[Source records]
──────

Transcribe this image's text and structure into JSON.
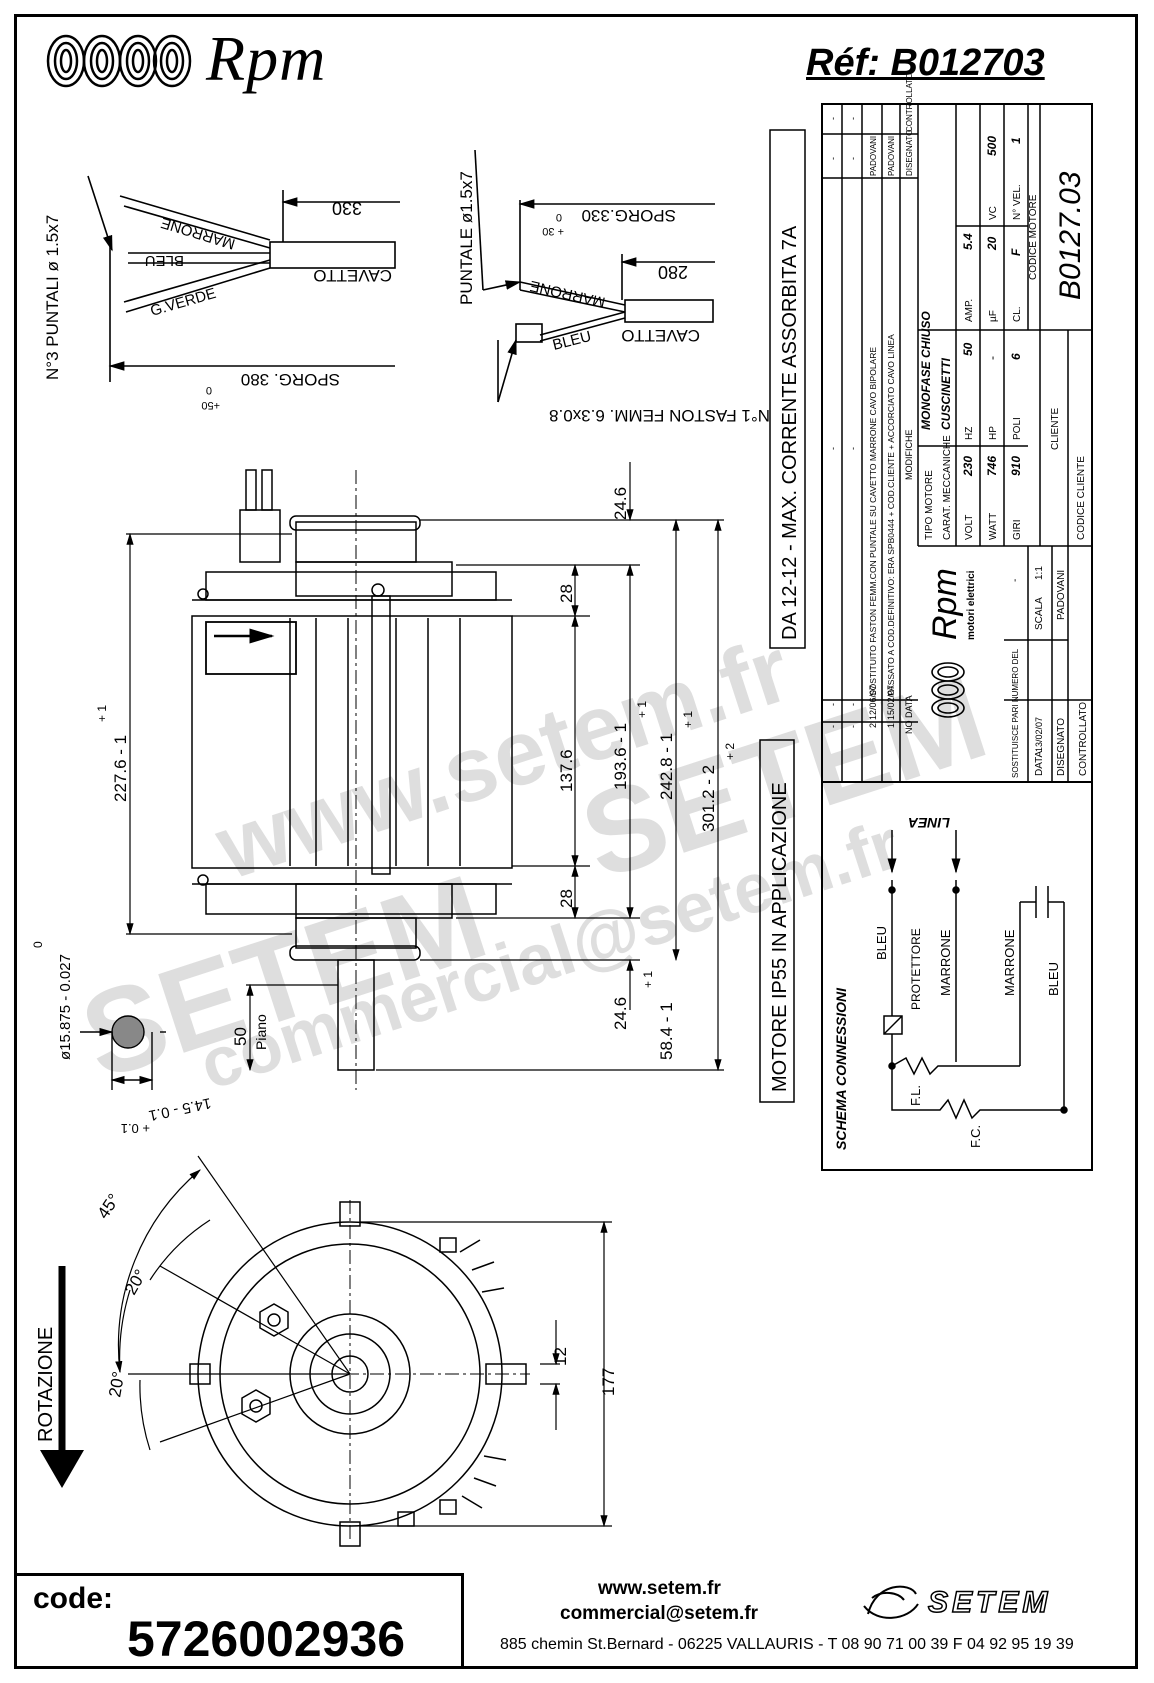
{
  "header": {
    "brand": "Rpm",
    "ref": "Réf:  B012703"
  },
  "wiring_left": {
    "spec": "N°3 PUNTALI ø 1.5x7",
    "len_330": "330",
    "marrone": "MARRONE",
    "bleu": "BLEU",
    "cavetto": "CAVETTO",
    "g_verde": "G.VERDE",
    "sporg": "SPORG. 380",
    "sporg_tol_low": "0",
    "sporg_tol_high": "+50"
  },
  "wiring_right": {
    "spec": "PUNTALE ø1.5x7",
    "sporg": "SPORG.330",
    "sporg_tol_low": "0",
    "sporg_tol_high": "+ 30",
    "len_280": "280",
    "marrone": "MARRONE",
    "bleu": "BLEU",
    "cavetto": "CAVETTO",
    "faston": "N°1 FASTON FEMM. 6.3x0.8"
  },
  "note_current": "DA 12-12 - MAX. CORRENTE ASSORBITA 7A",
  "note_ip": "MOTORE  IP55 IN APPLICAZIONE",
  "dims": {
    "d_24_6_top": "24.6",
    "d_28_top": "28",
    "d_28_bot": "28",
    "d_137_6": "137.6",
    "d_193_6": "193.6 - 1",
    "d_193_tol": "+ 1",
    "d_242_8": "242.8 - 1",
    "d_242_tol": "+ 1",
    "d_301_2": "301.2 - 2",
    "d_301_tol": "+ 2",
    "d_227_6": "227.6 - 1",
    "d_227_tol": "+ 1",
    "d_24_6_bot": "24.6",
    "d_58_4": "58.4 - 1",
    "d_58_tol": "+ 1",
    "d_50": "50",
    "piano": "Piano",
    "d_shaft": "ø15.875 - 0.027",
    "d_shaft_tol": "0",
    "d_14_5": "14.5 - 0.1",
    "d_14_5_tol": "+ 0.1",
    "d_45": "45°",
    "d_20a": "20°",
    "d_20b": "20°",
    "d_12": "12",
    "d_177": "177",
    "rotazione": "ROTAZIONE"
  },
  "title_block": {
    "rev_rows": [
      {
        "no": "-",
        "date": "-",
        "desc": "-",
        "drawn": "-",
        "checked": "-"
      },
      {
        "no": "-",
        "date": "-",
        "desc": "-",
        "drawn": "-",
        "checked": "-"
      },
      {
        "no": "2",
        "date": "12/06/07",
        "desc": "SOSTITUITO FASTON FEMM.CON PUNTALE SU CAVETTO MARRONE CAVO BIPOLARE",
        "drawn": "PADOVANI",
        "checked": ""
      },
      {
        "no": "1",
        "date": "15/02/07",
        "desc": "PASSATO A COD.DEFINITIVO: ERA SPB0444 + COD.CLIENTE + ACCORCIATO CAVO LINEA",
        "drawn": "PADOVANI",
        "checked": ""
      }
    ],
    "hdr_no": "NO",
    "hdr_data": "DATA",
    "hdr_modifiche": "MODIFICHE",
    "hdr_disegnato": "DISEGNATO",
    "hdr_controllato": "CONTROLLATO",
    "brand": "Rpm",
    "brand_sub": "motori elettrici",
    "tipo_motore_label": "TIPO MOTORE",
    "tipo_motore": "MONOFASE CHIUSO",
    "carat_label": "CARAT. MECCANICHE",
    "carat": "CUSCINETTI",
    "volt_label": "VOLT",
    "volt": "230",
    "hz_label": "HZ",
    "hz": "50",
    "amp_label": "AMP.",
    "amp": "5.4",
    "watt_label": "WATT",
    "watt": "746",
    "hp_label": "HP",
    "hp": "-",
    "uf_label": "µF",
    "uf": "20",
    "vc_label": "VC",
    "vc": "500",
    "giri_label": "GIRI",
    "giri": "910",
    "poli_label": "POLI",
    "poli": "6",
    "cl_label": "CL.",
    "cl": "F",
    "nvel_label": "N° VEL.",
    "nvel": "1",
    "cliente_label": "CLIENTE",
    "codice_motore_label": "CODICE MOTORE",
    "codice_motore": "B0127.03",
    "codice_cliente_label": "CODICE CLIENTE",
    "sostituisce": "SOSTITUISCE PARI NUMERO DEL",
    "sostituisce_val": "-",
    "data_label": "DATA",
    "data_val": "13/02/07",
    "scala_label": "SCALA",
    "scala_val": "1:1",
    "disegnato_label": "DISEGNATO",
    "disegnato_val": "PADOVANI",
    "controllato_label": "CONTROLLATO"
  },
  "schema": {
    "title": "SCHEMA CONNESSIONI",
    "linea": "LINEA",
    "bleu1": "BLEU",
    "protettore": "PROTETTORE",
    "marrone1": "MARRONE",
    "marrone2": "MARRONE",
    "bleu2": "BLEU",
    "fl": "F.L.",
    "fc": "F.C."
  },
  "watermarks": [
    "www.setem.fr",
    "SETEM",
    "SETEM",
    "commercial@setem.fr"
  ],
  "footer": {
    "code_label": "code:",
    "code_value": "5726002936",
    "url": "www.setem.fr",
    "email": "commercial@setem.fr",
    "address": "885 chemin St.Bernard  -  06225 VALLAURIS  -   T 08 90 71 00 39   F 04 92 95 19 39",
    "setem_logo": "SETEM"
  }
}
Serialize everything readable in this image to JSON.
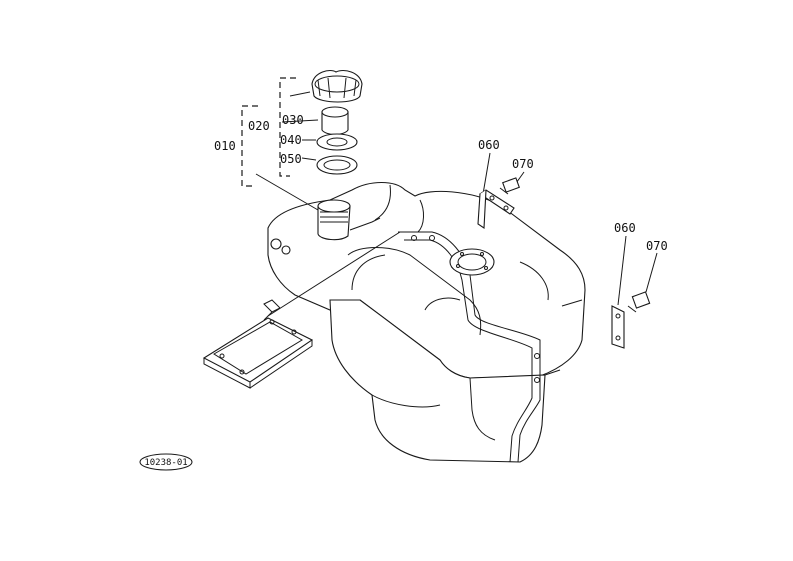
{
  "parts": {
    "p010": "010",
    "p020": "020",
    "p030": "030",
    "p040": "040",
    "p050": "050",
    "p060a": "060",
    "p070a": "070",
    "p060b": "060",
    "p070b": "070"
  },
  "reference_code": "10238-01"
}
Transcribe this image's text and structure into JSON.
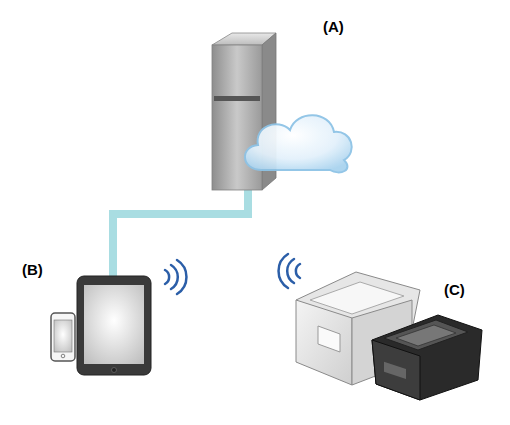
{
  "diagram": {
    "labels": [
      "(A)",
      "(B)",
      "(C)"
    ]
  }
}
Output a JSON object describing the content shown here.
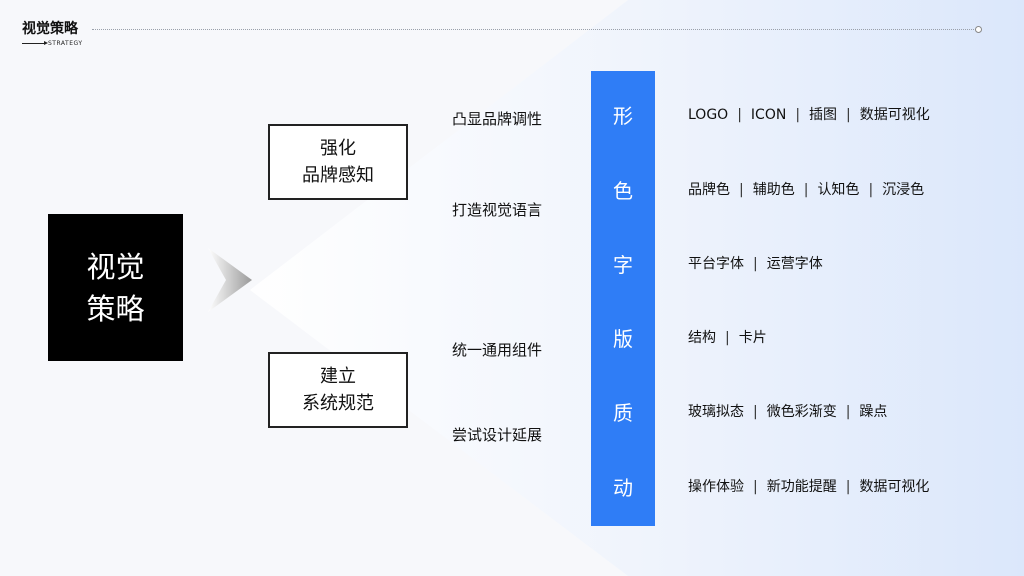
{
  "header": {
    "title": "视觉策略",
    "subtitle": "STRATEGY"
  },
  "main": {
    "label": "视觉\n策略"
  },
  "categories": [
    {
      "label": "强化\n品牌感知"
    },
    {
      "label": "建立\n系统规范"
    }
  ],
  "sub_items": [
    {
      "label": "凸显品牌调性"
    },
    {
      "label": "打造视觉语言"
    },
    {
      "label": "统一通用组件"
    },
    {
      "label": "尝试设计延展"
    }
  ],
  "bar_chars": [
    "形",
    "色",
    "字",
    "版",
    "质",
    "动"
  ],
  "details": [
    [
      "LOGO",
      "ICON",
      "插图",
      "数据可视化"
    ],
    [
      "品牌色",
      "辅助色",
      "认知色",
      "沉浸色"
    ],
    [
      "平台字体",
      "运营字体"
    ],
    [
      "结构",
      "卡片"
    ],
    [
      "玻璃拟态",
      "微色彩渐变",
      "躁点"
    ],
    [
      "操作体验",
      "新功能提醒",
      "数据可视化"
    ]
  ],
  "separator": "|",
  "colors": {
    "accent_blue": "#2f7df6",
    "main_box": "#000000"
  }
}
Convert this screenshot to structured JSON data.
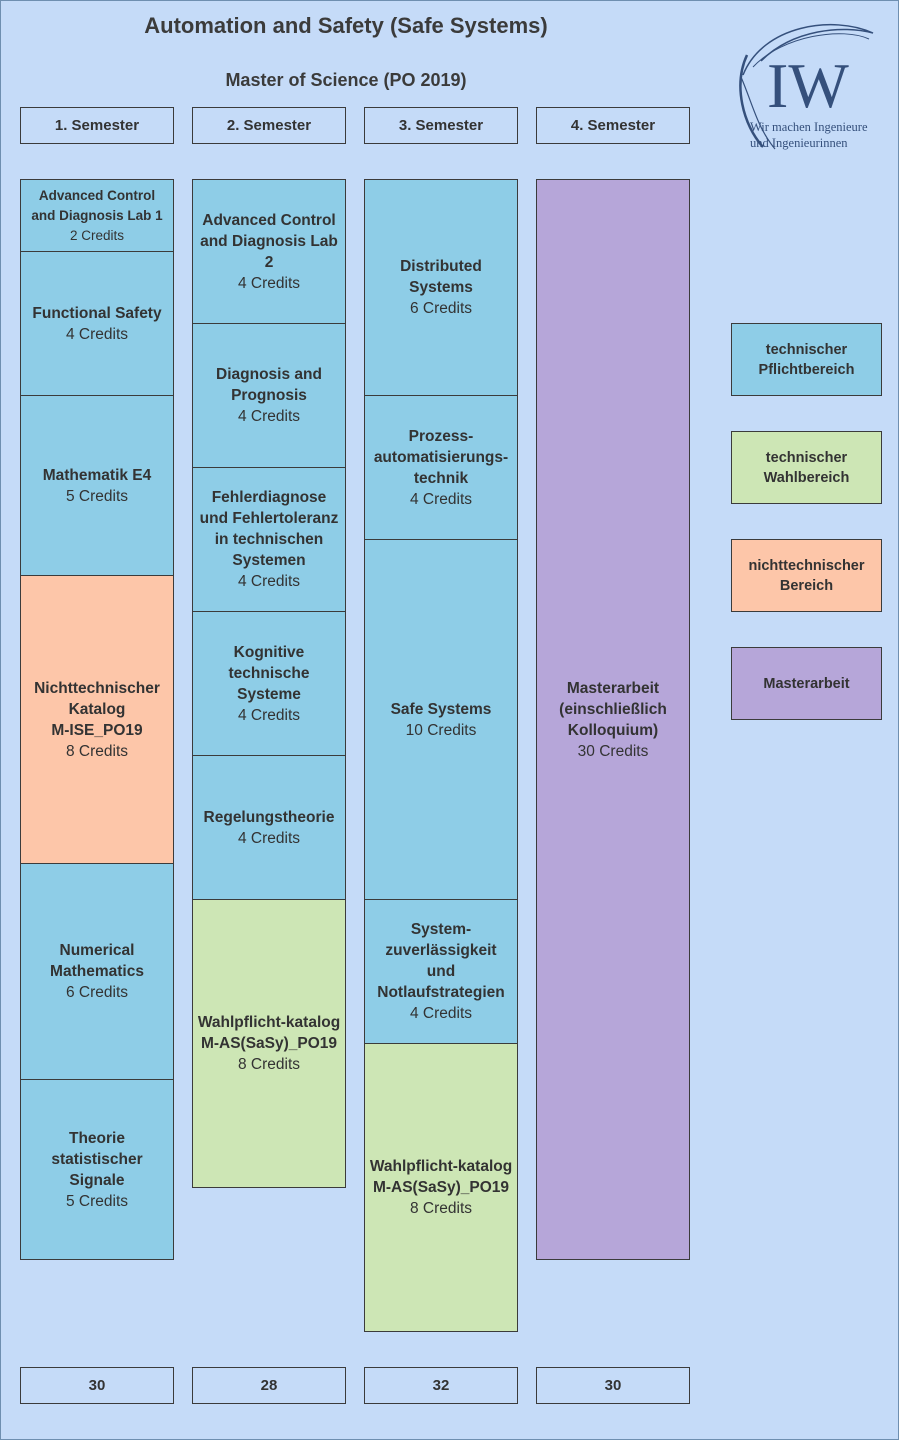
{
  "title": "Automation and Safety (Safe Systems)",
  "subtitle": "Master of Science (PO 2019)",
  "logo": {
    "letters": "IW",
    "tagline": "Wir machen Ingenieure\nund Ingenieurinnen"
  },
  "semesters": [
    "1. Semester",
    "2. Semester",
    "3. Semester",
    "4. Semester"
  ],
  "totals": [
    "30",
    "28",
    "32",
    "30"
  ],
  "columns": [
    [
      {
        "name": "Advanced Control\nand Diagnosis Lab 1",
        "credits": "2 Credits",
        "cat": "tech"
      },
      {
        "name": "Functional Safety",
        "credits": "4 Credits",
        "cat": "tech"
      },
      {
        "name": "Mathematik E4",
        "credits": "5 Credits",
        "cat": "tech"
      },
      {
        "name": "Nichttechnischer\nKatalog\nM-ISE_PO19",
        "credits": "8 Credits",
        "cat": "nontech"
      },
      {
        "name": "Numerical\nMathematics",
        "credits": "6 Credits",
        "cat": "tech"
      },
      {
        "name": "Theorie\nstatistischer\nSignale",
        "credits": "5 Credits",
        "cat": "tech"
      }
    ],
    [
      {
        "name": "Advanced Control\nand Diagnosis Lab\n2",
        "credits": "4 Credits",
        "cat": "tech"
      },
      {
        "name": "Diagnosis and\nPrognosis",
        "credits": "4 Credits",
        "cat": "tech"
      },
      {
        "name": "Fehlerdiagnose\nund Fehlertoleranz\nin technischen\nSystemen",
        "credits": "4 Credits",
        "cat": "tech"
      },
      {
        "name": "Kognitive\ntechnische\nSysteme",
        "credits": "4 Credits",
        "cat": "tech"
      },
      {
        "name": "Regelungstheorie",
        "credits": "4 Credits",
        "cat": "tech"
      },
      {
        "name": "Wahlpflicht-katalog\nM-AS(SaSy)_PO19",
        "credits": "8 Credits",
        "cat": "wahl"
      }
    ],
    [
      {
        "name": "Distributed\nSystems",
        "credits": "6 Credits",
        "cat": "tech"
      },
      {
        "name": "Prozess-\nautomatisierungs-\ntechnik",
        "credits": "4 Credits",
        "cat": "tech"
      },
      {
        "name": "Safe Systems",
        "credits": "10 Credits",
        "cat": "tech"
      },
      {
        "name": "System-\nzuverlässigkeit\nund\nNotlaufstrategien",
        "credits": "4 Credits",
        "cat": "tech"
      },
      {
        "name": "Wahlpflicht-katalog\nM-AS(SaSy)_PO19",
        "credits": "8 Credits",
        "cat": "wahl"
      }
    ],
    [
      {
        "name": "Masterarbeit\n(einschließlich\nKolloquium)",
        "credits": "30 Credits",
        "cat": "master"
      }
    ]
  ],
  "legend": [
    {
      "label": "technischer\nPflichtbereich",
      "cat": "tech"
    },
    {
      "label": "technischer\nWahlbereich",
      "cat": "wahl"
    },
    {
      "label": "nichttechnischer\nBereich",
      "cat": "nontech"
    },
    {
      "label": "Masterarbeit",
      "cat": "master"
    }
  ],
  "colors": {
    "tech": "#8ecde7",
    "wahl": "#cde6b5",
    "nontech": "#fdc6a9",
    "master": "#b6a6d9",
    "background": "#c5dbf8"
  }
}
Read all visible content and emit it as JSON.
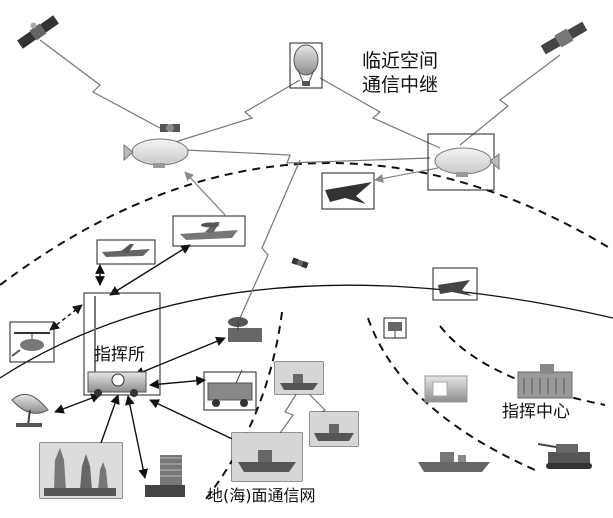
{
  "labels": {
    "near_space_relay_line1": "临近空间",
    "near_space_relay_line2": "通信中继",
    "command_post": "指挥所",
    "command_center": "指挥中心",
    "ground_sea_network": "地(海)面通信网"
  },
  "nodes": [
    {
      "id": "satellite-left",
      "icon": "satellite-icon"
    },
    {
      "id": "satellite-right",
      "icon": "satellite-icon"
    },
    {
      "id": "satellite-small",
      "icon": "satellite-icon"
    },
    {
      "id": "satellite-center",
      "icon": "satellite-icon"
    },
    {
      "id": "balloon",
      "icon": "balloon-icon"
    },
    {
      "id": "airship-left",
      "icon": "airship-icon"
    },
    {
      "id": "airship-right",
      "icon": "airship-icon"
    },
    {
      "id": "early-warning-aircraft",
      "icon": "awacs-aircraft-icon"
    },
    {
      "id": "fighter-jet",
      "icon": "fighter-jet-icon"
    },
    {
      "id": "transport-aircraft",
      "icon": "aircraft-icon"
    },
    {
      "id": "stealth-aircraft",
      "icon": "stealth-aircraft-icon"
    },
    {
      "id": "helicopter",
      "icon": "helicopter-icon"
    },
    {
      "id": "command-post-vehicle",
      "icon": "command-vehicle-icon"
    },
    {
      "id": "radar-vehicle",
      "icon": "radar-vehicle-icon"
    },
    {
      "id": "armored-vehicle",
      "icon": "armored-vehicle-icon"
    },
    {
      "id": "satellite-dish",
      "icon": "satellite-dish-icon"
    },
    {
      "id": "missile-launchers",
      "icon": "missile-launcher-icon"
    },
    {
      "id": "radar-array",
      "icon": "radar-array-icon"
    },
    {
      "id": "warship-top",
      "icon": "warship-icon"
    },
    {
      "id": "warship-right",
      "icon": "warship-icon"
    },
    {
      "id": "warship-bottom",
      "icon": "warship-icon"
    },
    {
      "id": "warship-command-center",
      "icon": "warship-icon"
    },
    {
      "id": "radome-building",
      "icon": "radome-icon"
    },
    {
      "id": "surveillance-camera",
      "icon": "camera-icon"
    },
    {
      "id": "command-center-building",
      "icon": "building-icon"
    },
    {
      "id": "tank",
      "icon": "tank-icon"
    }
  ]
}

──────

● Exercise task
Show every line from the listing above in which the string "MARRONE" appears.

● Result for this exercise
    "marrone": "MARRONE",
    "marrone": "MARRONE",
        "desc": "SOSTITUITO FASTON FEMM.CON PUNTALE SU CAVETTO MARRONE CAVO BIPOLARE",
    "marrone1": "MARRONE",
    "marrone2": "MARRONE",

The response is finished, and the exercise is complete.